[THE TASK] Write out the whole listing word for word.

[INPUT]

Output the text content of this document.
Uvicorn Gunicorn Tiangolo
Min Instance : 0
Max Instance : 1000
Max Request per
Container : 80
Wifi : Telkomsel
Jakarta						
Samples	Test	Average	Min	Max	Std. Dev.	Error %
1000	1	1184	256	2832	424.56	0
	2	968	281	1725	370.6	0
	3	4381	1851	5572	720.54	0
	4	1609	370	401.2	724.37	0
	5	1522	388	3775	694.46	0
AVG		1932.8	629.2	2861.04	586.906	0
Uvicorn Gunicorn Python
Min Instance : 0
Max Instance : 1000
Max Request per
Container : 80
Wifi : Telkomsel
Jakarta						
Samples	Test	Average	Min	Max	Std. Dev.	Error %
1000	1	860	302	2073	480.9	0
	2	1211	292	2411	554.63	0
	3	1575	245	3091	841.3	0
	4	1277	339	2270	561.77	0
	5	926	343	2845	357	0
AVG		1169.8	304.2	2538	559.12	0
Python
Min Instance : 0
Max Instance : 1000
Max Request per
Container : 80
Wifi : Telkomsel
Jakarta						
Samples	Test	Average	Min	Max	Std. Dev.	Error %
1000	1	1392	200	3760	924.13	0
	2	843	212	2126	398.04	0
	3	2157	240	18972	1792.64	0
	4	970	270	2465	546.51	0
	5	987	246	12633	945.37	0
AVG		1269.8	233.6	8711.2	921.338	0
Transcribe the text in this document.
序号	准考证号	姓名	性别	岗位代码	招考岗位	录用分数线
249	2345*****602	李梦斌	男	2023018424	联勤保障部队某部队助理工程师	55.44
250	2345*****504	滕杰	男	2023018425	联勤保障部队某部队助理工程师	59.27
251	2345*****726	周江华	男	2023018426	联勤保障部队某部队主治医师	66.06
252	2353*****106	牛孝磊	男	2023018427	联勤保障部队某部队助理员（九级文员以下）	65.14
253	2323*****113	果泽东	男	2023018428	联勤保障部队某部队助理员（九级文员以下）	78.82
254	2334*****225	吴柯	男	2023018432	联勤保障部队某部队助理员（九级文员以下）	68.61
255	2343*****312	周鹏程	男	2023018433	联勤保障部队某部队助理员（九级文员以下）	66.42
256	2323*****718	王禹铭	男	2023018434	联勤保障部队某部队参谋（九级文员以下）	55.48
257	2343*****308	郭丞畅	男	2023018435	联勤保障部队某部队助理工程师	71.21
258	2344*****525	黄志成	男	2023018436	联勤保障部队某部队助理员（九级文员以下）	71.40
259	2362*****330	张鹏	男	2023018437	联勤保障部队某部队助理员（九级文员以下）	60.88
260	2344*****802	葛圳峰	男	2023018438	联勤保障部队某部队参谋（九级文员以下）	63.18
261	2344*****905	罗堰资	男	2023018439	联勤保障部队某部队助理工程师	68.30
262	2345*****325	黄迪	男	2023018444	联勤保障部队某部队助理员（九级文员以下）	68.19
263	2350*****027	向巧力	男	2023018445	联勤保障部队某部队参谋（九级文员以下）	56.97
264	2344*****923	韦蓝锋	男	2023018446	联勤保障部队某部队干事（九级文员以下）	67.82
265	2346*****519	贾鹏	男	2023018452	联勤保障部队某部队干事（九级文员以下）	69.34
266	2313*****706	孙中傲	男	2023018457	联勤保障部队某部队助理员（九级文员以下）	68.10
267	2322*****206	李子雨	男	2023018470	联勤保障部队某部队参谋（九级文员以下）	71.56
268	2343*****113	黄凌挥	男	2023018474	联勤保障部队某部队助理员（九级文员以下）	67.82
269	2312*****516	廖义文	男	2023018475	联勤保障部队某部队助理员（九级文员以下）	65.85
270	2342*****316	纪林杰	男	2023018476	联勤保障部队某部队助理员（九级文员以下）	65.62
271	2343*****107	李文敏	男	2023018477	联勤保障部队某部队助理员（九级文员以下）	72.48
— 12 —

[FINISHED TASK]
Output the text content of this document.
Uvicorn Gunicorn Tiangolo
Min Instance : 0
Max Instance : 1000
Max Request per
Container : 80
Wifi : Telkomsel
Jakarta						
Samples	Test	Average	Min	Max	Std. Dev.	Error %
1000	1	1184	256	2832	424.56	0
	2	968	281	1725	370.6	0
	3	4381	1851	5572	720.54	0
	4	1609	370	401.2	724.37	0
	5	1522	388	3775	694.46	0
AVG		1932.8	629.2	2861.04	586.906	0
Uvicorn Gunicorn Python
Min Instance : 0
Max Instance : 1000
Max Request per
Container : 80
Wifi : Telkomsel
Jakarta						
Samples	Test	Average	Min	Max	Std. Dev.	Error %
1000	1	860	302	2073	480.9	0
	2	1211	292	2411	554.63	0
	3	1575	245	3091	841.3	0
	4	1277	339	2270	561.77	0
	5	926	343	2845	357	0
AVG		1169.8	304.2	2538	559.12	0
Python
Min Instance : 0
Max Instance : 1000
Max Request per
Container : 80
Wifi : Telkomsel
Jakarta						
Samples	Test	Average	Min	Max	Std. Dev.	Error %
1000	1	1392	200	3760	924.13	0
	2	843	212	2126	398.04	0
	3	2157	240	18972	1792.64	0
	4	970	270	2465	546.51	0
	5	987	246	12633	945.37	0
AVG		1269.8	233.6	8711.2	921.338	0
Transcribe the text in this document.
序号	准考证号	姓名	性别	岗位代码	招考岗位	录用分数线
249	2345*****602	李梦斌	男	2023018424	联勤保障部队某部队助理工程师	55.44
250	2345*****504	滕杰	男	2023018425	联勤保障部队某部队助理工程师	59.27
251	2345*****726	周江华	男	2023018426	联勤保障部队某部队主治医师	66.06
252	2353*****106	牛孝磊	男	2023018427	联勤保障部队某部队助理员（九级文员以下）	65.14
253	2323*****113	果泽东	男	2023018428	联勤保障部队某部队助理员（九级文员以下）	78.82
254	2334*****225	吴柯	男	2023018432	联勤保障部队某部队助理员（九级文员以下）	68.61
255	2343*****312	周鹏程	男	2023018433	联勤保障部队某部队助理员（九级文员以下）	66.42
256	2323*****718	王禹铭	男	2023018434	联勤保障部队某部队参谋（九级文员以下）	55.48
257	2343*****308	郭丞畅	男	2023018435	联勤保障部队某部队助理工程师	71.21
258	2344*****525	黄志成	男	2023018436	联勤保障部队某部队助理员（九级文员以下）	71.40
259	2362*****330	张鹏	男	2023018437	联勤保障部队某部队助理员（九级文员以下）	60.88
260	2344*****802	葛圳峰	男	2023018438	联勤保障部队某部队参谋（九级文员以下）	63.18
261	2344*****905	罗堰资	男	2023018439	联勤保障部队某部队助理工程师	68.30
262	2345*****325	黄迪	男	2023018444	联勤保障部队某部队助理员（九级文员以下）	68.19
263	2350*****027	向巧力	男	2023018445	联勤保障部队某部队参谋（九级文员以下）	56.97
264	2344*****923	韦蓝锋	男	2023018446	联勤保障部队某部队干事（九级文员以下）	67.82
265	2346*****519	贾鹏	男	2023018452	联勤保障部队某部队干事（九级文员以下）	69.34
266	2313*****706	孙中傲	男	2023018457	联勤保障部队某部队助理员（九级文员以下）	68.10
267	2322*****206	李子雨	男	2023018470	联勤保障部队某部队参谋（九级文员以下）	71.56
268	2343*****113	黄凌挥	男	2023018474	联勤保障部队某部队助理员（九级文员以下）	67.82
269	2312*****516	廖义文	男	2023018475	联勤保障部队某部队助理员（九级文员以下）	65.85
270	2342*****316	纪林杰	男	2023018476	联勤保障部队某部队助理员（九级文员以下）	65.62
271	2343*****107	李文敏	男	2023018477	联勤保障部队某部队助理员（九级文员以下）	72.48
— 12 —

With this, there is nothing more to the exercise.